*GOAL OF THE EXERCISE*
Take all the material and copy it exactly.

*RECORDS FOR THIS TASK*

------------------------------

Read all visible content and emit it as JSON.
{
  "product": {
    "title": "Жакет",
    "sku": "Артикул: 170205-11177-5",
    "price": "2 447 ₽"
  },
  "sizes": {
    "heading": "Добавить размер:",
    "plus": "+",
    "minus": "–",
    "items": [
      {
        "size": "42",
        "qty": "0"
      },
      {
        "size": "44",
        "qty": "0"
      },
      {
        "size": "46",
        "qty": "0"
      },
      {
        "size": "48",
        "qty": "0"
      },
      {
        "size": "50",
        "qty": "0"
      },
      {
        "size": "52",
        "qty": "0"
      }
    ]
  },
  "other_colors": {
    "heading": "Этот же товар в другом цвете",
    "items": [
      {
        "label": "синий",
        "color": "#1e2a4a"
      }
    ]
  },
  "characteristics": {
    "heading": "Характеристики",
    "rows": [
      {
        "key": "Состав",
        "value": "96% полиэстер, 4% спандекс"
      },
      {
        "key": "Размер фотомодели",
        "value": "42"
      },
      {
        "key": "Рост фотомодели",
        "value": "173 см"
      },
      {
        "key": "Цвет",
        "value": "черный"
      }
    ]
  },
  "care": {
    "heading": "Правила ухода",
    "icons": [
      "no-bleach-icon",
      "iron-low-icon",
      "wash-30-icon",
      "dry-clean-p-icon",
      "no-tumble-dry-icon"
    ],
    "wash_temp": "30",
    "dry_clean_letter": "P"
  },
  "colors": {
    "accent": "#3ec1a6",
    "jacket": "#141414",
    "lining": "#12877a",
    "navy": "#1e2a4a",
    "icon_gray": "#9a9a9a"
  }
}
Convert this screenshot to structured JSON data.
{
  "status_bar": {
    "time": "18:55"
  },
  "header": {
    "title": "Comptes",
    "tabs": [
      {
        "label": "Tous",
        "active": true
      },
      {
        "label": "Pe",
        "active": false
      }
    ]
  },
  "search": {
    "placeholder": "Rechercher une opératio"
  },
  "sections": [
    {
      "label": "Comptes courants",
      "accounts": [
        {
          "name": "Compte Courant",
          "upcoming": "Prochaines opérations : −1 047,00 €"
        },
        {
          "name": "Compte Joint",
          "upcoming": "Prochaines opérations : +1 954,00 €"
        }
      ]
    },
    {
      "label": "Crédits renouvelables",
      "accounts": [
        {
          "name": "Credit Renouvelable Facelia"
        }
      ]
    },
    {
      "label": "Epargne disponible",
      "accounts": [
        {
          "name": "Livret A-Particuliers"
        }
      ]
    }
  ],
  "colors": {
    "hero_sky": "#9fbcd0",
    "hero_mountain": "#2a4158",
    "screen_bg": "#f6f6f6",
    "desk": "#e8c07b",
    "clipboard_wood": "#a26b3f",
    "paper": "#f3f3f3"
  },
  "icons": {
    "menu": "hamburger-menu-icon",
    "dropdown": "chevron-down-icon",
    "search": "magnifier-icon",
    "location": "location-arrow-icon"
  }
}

------------------------------

*EXERCISE OUTPUT*
Read all visible content and emit it as JSON.
{
  "product": {
    "title": "Жакет",
    "sku": "Артикул: 170205-11177-5",
    "price": "2 447 ₽"
  },
  "sizes": {
    "heading": "Добавить размер:",
    "plus": "+",
    "minus": "–",
    "items": [
      {
        "size": "42",
        "qty": "0"
      },
      {
        "size": "44",
        "qty": "0"
      },
      {
        "size": "46",
        "qty": "0"
      },
      {
        "size": "48",
        "qty": "0"
      },
      {
        "size": "50",
        "qty": "0"
      },
      {
        "size": "52",
        "qty": "0"
      }
    ]
  },
  "other_colors": {
    "heading": "Этот же товар в другом цвете",
    "items": [
      {
        "label": "синий",
        "color": "#1e2a4a"
      }
    ]
  },
  "characteristics": {
    "heading": "Характеристики",
    "rows": [
      {
        "key": "Состав",
        "value": "96% полиэстер, 4% спандекс"
      },
      {
        "key": "Размер фотомодели",
        "value": "42"
      },
      {
        "key": "Рост фотомодели",
        "value": "173 см"
      },
      {
        "key": "Цвет",
        "value": "черный"
      }
    ]
  },
  "care": {
    "heading": "Правила ухода",
    "icons": [
      "no-bleach-icon",
      "iron-low-icon",
      "wash-30-icon",
      "dry-clean-p-icon",
      "no-tumble-dry-icon"
    ],
    "wash_temp": "30",
    "dry_clean_letter": "P"
  },
  "colors": {
    "accent": "#3ec1a6",
    "jacket": "#141414",
    "lining": "#12877a",
    "navy": "#1e2a4a",
    "icon_gray": "#9a9a9a"
  }
}
Convert this screenshot to structured JSON data.
{
  "status_bar": {
    "time": "18:55"
  },
  "header": {
    "title": "Comptes",
    "tabs": [
      {
        "label": "Tous",
        "active": true
      },
      {
        "label": "Pe",
        "active": false
      }
    ]
  },
  "search": {
    "placeholder": "Rechercher une opératio"
  },
  "sections": [
    {
      "label": "Comptes courants",
      "accounts": [
        {
          "name": "Compte Courant",
          "upcoming": "Prochaines opérations : −1 047,00 €"
        },
        {
          "name": "Compte Joint",
          "upcoming": "Prochaines opérations : +1 954,00 €"
        }
      ]
    },
    {
      "label": "Crédits renouvelables",
      "accounts": [
        {
          "name": "Credit Renouvelable Facelia"
        }
      ]
    },
    {
      "label": "Epargne disponible",
      "accounts": [
        {
          "name": "Livret A-Particuliers"
        }
      ]
    }
  ],
  "colors": {
    "hero_sky": "#9fbcd0",
    "hero_mountain": "#2a4158",
    "screen_bg": "#f6f6f6",
    "desk": "#e8c07b",
    "clipboard_wood": "#a26b3f",
    "paper": "#f3f3f3"
  },
  "icons": {
    "menu": "hamburger-menu-icon",
    "dropdown": "chevron-down-icon",
    "search": "magnifier-icon",
    "location": "location-arrow-icon"
  }
}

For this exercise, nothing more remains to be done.